● **Source records**
· · · ·

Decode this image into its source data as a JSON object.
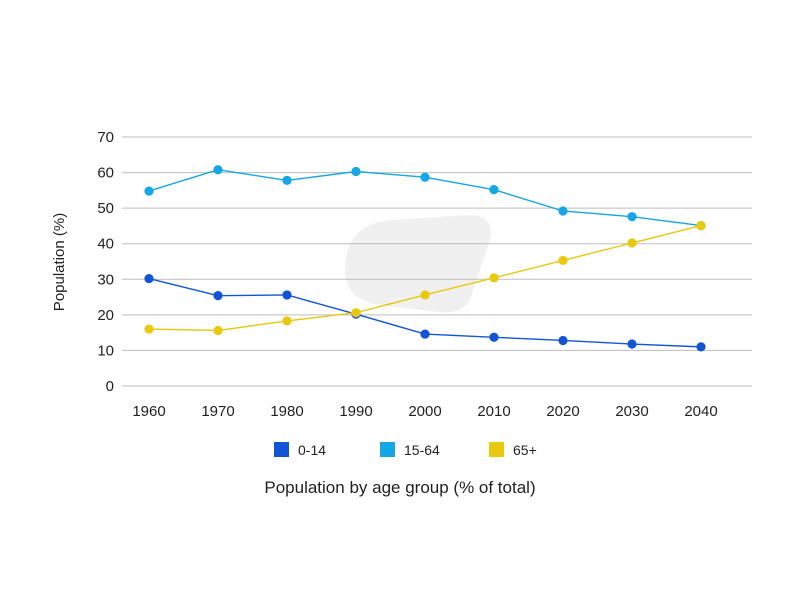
{
  "chart_data": {
    "type": "line",
    "title": "",
    "xlabel": "Population by age group (% of total)",
    "ylabel": "Population (%)",
    "ylim": [
      0,
      70
    ],
    "yticks": [
      0,
      10,
      20,
      30,
      40,
      50,
      60,
      70
    ],
    "categories": [
      "1960",
      "1970",
      "1980",
      "1990",
      "2000",
      "2010",
      "2020",
      "2030",
      "2040"
    ],
    "grid": true,
    "legend_position": "bottom",
    "series": [
      {
        "name": "0-14",
        "color": "#1155d6",
        "values": [
          30.2,
          25.4,
          25.6,
          20.2,
          14.6,
          13.7,
          12.8,
          11.8,
          11.0
        ]
      },
      {
        "name": "15-64",
        "color": "#15a6e6",
        "values": [
          54.8,
          60.8,
          57.8,
          60.3,
          58.7,
          55.2,
          49.2,
          47.6,
          45.1
        ]
      },
      {
        "name": "65+",
        "color": "#eac80e",
        "values": [
          16.0,
          15.6,
          18.3,
          20.6,
          25.6,
          30.4,
          35.3,
          40.2,
          45.1
        ]
      }
    ]
  }
}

· · · ·

● **TO DO**
All the records above need to be given again word for word. Skip the pictures.

● **COMPLETED EXERCISE**
Decode this image into its source data as a JSON object.
{
  "chart_data": {
    "type": "line",
    "title": "",
    "xlabel": "Population by age group (% of total)",
    "ylabel": "Population (%)",
    "ylim": [
      0,
      70
    ],
    "yticks": [
      0,
      10,
      20,
      30,
      40,
      50,
      60,
      70
    ],
    "categories": [
      "1960",
      "1970",
      "1980",
      "1990",
      "2000",
      "2010",
      "2020",
      "2030",
      "2040"
    ],
    "grid": true,
    "legend_position": "bottom",
    "series": [
      {
        "name": "0-14",
        "color": "#1155d6",
        "values": [
          30.2,
          25.4,
          25.6,
          20.2,
          14.6,
          13.7,
          12.8,
          11.8,
          11.0
        ]
      },
      {
        "name": "15-64",
        "color": "#15a6e6",
        "values": [
          54.8,
          60.8,
          57.8,
          60.3,
          58.7,
          55.2,
          49.2,
          47.6,
          45.1
        ]
      },
      {
        "name": "65+",
        "color": "#eac80e",
        "values": [
          16.0,
          15.6,
          18.3,
          20.6,
          25.6,
          30.4,
          35.3,
          40.2,
          45.1
        ]
      }
    ]
  }
}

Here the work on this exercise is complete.